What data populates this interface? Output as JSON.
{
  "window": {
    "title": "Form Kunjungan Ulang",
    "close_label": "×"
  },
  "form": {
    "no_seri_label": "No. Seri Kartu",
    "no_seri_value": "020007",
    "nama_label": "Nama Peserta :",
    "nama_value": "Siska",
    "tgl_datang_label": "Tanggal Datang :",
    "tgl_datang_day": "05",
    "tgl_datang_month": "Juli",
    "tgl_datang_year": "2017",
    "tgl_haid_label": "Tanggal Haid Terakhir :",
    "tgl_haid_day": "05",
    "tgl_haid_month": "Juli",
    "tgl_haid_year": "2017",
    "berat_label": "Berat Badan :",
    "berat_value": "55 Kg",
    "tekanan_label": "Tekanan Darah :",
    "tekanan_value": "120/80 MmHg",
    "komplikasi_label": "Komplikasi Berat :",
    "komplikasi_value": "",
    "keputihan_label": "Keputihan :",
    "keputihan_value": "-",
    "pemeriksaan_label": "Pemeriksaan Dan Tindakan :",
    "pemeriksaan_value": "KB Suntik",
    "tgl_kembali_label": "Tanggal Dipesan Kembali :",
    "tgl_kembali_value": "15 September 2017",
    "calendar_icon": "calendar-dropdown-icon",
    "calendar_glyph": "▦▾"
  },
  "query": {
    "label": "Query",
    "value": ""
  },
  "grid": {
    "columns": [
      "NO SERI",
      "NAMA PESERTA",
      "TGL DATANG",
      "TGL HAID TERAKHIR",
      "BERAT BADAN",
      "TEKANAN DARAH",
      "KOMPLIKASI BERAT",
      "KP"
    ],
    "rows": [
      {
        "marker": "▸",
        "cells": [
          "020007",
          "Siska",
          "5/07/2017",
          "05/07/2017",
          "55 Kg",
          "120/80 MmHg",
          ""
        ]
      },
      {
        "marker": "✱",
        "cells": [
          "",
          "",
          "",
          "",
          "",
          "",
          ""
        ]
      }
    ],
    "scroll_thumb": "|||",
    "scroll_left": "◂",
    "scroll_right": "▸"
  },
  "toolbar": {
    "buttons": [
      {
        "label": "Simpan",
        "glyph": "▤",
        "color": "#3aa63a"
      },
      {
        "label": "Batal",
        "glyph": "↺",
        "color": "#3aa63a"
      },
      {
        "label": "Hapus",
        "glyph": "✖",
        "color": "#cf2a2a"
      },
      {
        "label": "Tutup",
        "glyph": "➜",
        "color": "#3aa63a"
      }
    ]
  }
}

+ + + + +

■ **TASK**: Every entry above needs to be quoted exactly.

■ **RESPONSE**:
What data populates this interface? Output as JSON.
{
  "window": {
    "title": "Form Kunjungan Ulang",
    "close_label": "×"
  },
  "form": {
    "no_seri_label": "No. Seri Kartu",
    "no_seri_value": "020007",
    "nama_label": "Nama Peserta :",
    "nama_value": "Siska",
    "tgl_datang_label": "Tanggal Datang :",
    "tgl_datang_day": "05",
    "tgl_datang_month": "Juli",
    "tgl_datang_year": "2017",
    "tgl_haid_label": "Tanggal Haid Terakhir :",
    "tgl_haid_day": "05",
    "tgl_haid_month": "Juli",
    "tgl_haid_year": "2017",
    "berat_label": "Berat Badan :",
    "berat_value": "55 Kg",
    "tekanan_label": "Tekanan Darah :",
    "tekanan_value": "120/80 MmHg",
    "komplikasi_label": "Komplikasi Berat :",
    "komplikasi_value": "",
    "keputihan_label": "Keputihan :",
    "keputihan_value": "-",
    "pemeriksaan_label": "Pemeriksaan Dan Tindakan :",
    "pemeriksaan_value": "KB Suntik",
    "tgl_kembali_label": "Tanggal Dipesan Kembali :",
    "tgl_kembali_value": "15 September 2017",
    "calendar_icon": "calendar-dropdown-icon",
    "calendar_glyph": "▦▾"
  },
  "query": {
    "label": "Query",
    "value": ""
  },
  "grid": {
    "columns": [
      "NO SERI",
      "NAMA PESERTA",
      "TGL DATANG",
      "TGL HAID TERAKHIR",
      "BERAT BADAN",
      "TEKANAN DARAH",
      "KOMPLIKASI BERAT",
      "KP"
    ],
    "rows": [
      {
        "marker": "▸",
        "cells": [
          "020007",
          "Siska",
          "5/07/2017",
          "05/07/2017",
          "55 Kg",
          "120/80 MmHg",
          ""
        ]
      },
      {
        "marker": "✱",
        "cells": [
          "",
          "",
          "",
          "",
          "",
          "",
          ""
        ]
      }
    ],
    "scroll_thumb": "|||",
    "scroll_left": "◂",
    "scroll_right": "▸"
  },
  "toolbar": {
    "buttons": [
      {
        "label": "Simpan",
        "glyph": "▤",
        "color": "#3aa63a"
      },
      {
        "label": "Batal",
        "glyph": "↺",
        "color": "#3aa63a"
      },
      {
        "label": "Hapus",
        "glyph": "✖",
        "color": "#cf2a2a"
      },
      {
        "label": "Tutup",
        "glyph": "➜",
        "color": "#3aa63a"
      }
    ]
  }
}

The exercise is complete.